RECORDS
--------
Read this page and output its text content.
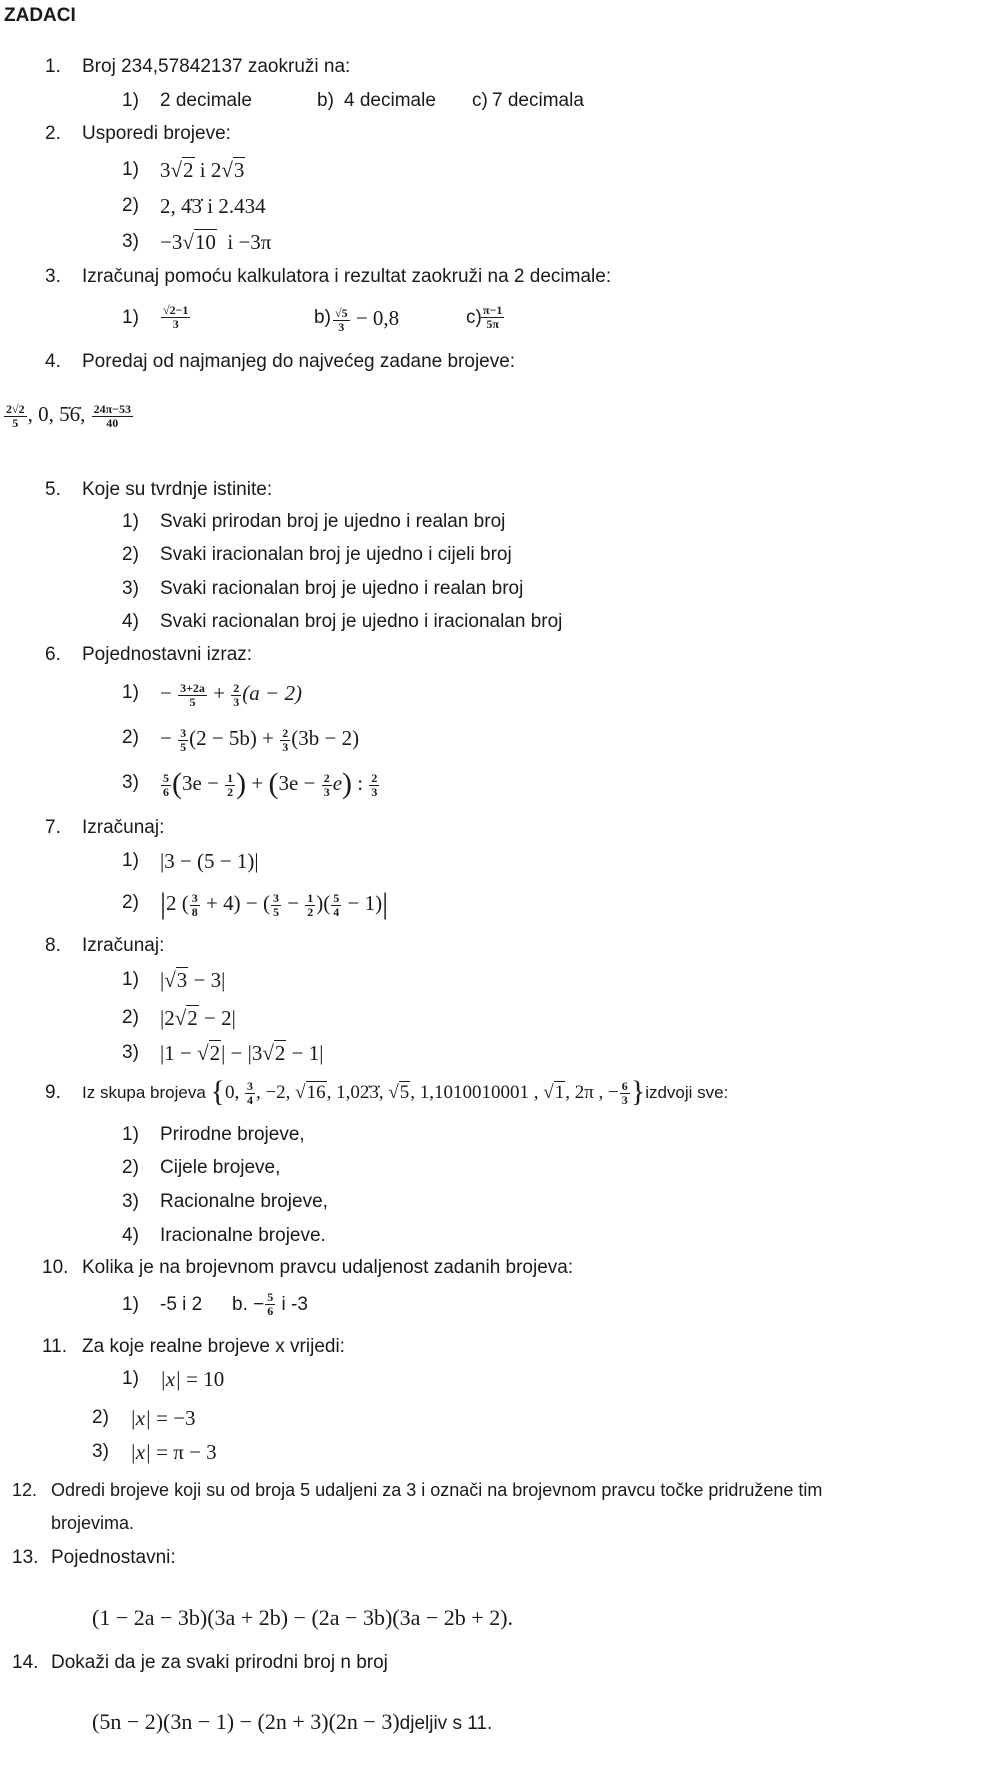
ZADACI
1. Broj 234,57842137 zaokruži na:
1) 2 decimale	b) 4 decimale c) 7 decimala
2. Usporedi brojeve:
1) 3√2 i 2√3
2) 2, 4̇3̇ i 2.434
3) −3√10  i −3π
3. Izračunaj pomoću kalkulatora i rezultat zaokruži na 2 decimale:
$1) \frac{√2-1}{3}$	$b) \frac{√5}{3} - 0,8$	$c) \frac{\pi-1}{5\pi}$
4. Poredaj od najmanjeg do najvećeg zadane brojeve:
$\frac{2√2}{5}$ , 0, 5̇6̇, $\frac{24\pi-53}{40}$
5. Koje su tvrdnje istinite:
1) Svaki prirodan broj je ujedno i realan broj
2) Svaki iracionalan broj je ujedno i cijeli broj
3) Svaki racionalan broj je ujedno i realan broj
4) Svaki racionalan broj je ujedno i iracionalan broj
6. Pojednostavni izraz:
$1) - \frac{3+2a}{5} + \frac{2}{3} (a - 2)$
$2) - \frac{3}{5} (2 - 5b) + \frac{2}{3} (3b - 2)$
$3) \frac{5}{6} (3e - \frac{1}{2}$ ) + $(3e - \frac{2}{3} e)$ : $\frac{2}{3}$
7. Izračunaj:
1) |3 − (5 − 1)|
2) |2 ( $\frac{3}{8} + 4$) − ( $\frac{3}{5} - \frac{1}{2}$ )( $\frac{5}{4} - 1)|$
8. Izračunaj:
1) |√3 − 3|
2) |2√2 − 2|
3) |1 − √2| − |3√2 − 1|
9. Iz skupa brojeva {0, $\frac{3}{4}$ , −2, √16, 1,02̇3̇, √5, 1,1010010001 , √1, 2π , − $\frac{6}{3}$ }izdvoji sve:
1) Prirodne brojeve,
2) Cijele brojeve,
3) Racionalne brojeve,
4) Iracionalne brojeve.
10. Kolika je na brojevnom pravcu udaljenost zadanih brojeva:
1) -5 i 2 b. − $\frac{5}{6}$ i -3
11. Za koje realne brojeve x vrijedi:
1) |x| = 10
2) |x| = −3
3) |x| = π − 3
12. Odredi brojeve koji su od broja 5 udaljeni za 3 i označi na brojevnom pravcu točke pridružene tim
brojevima.
13. Pojednostavni:
(1 − 2a − 3b)(3a + 2b) − (2a − 3b)(3a − 2b + 2).
14. Dokaži da je za svaki prirodni broj n broj
(5n − 2)(3n − 1) − (2n + 3)(2n − 3)djeljiv s 11.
--------
EXERCISE DESCRIPTION
Extract all the data above exactly, excluding every picture.

THE REPLY
Read this page and output its text content.
ZADACI
1. Broj 234,57842137 zaokruži na:
1) 2 decimale	b) 4 decimale c) 7 decimala
2. Usporedi brojeve:
1) 3√2 i 2√3
2) 2, 4̇3̇ i 2.434
3) −3√10  i −3π
3. Izračunaj pomoću kalkulatora i rezultat zaokruži na 2 decimale:
$1) \frac{√2-1}{3}$	$b) \frac{√5}{3} - 0,8$	$c) \frac{\pi-1}{5\pi}$
4. Poredaj od najmanjeg do najvećeg zadane brojeve:
$\frac{2√2}{5}$ , 0, 5̇6̇, $\frac{24\pi-53}{40}$
5. Koje su tvrdnje istinite:
1) Svaki prirodan broj je ujedno i realan broj
2) Svaki iracionalan broj je ujedno i cijeli broj
3) Svaki racionalan broj je ujedno i realan broj
4) Svaki racionalan broj je ujedno i iracionalan broj
6. Pojednostavni izraz:
$1) - \frac{3+2a}{5} + \frac{2}{3} (a - 2)$
$2) - \frac{3}{5} (2 - 5b) + \frac{2}{3} (3b - 2)$
$3) \frac{5}{6} (3e - \frac{1}{2}$ ) + $(3e - \frac{2}{3} e)$ : $\frac{2}{3}$
7. Izračunaj:
1) |3 − (5 − 1)|
2) |2 ( $\frac{3}{8} + 4$) − ( $\frac{3}{5} - \frac{1}{2}$ )( $\frac{5}{4} - 1)|$
8. Izračunaj:
1) |√3 − 3|
2) |2√2 − 2|
3) |1 − √2| − |3√2 − 1|
9. Iz skupa brojeva {0, $\frac{3}{4}$ , −2, √16, 1,02̇3̇, √5, 1,1010010001 , √1, 2π , − $\frac{6}{3}$ }izdvoji sve:
1) Prirodne brojeve,
2) Cijele brojeve,
3) Racionalne brojeve,
4) Iracionalne brojeve.
10. Kolika je na brojevnom pravcu udaljenost zadanih brojeva:
1) -5 i 2 b. − $\frac{5}{6}$ i -3
11. Za koje realne brojeve x vrijedi:
1) |x| = 10
2) |x| = −3
3) |x| = π − 3
12. Odredi brojeve koji su od broja 5 udaljeni za 3 i označi na brojevnom pravcu točke pridružene tim
brojevima.
13. Pojednostavni:
(1 − 2a − 3b)(3a + 2b) − (2a − 3b)(3a − 2b + 2).
14. Dokaži da je za svaki prirodni broj n broj
(5n − 2)(3n − 1) − (2n + 3)(2n − 3)djeljiv s 11.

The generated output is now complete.